▶ BRIEF:
Any pictures in the records below should be skipped; write out everything else exactly.

▶ ENTRIES SUPPLIED:
#####

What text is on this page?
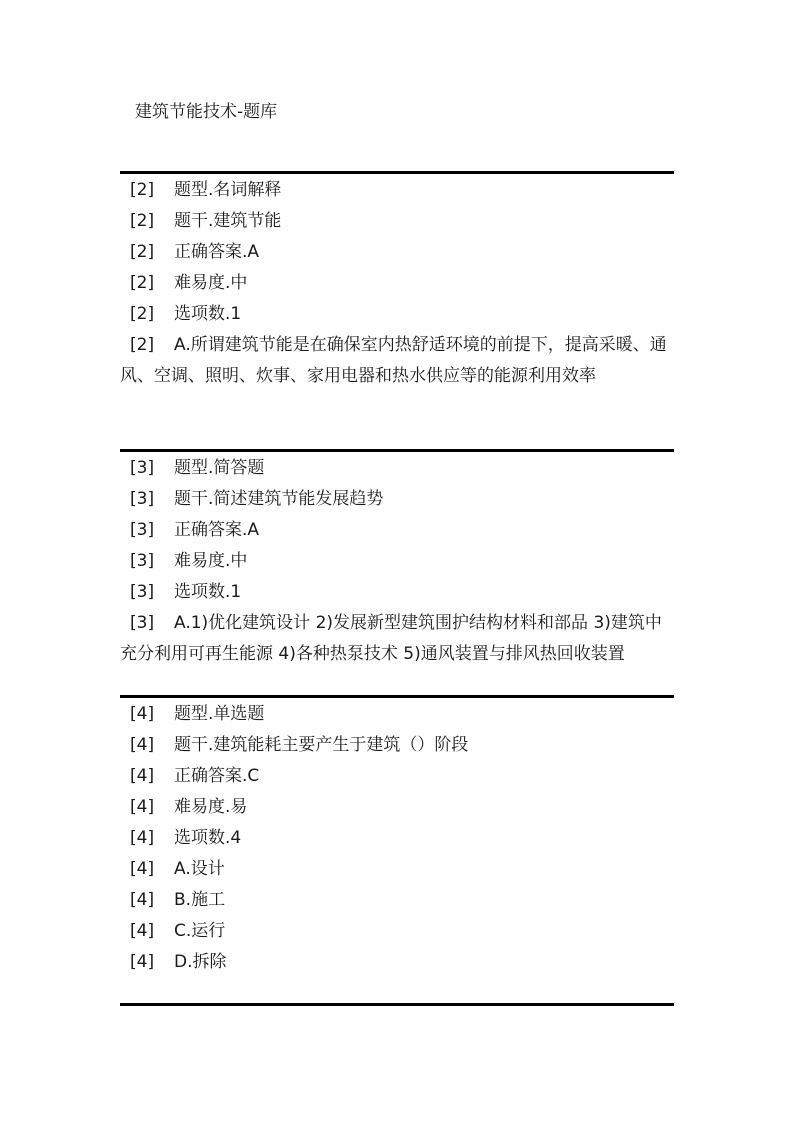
建筑节能技术-题库
[2] 题型.名词解释
[2] 题干.建筑节能
[2] 正确答案.A
[2] 难易度.中
[2] 选项数.1
[2] A.所谓建筑节能是在确保室内热舒适环境的前提下，提高采暖、通风、空调、照明、炊事、家用电器和热水供应等的能源利用效率
[3] 题型.简答题
[3] 题干.简述建筑节能发展趋势
[3] 正确答案.A
[3] 难易度.中
[3] 选项数.1
[3] A.1)优化建筑设计 2)发展新型建筑围护结构材料和部品 3)建筑中充分利用可再生能源 4)各种热泵技术 5)通风装置与排风热回收装置
[4] 题型.单选题
[4] 题干.建筑能耗主要产生于建筑（）阶段
[4] 正确答案.C
[4] 难易度.易
[4] 选项数.4
[4] A.设计
[4] B.施工
[4] C.运行
[4] D.拆除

#####

▶ THE RESULT:
What text is on this page?
建筑节能技术-题库
[2] 题型.名词解释
[2] 题干.建筑节能
[2] 正确答案.A
[2] 难易度.中
[2] 选项数.1
[2] A.所谓建筑节能是在确保室内热舒适环境的前提下，提高采暖、通风、空调、照明、炊事、家用电器和热水供应等的能源利用效率
[3] 题型.简答题
[3] 题干.简述建筑节能发展趋势
[3] 正确答案.A
[3] 难易度.中
[3] 选项数.1
[3] A.1)优化建筑设计 2)发展新型建筑围护结构材料和部品 3)建筑中充分利用可再生能源 4)各种热泵技术 5)通风装置与排风热回收装置
[4] 题型.单选题
[4] 题干.建筑能耗主要产生于建筑（）阶段
[4] 正确答案.C
[4] 难易度.易
[4] 选项数.4
[4] A.设计
[4] B.施工
[4] C.运行
[4] D.拆除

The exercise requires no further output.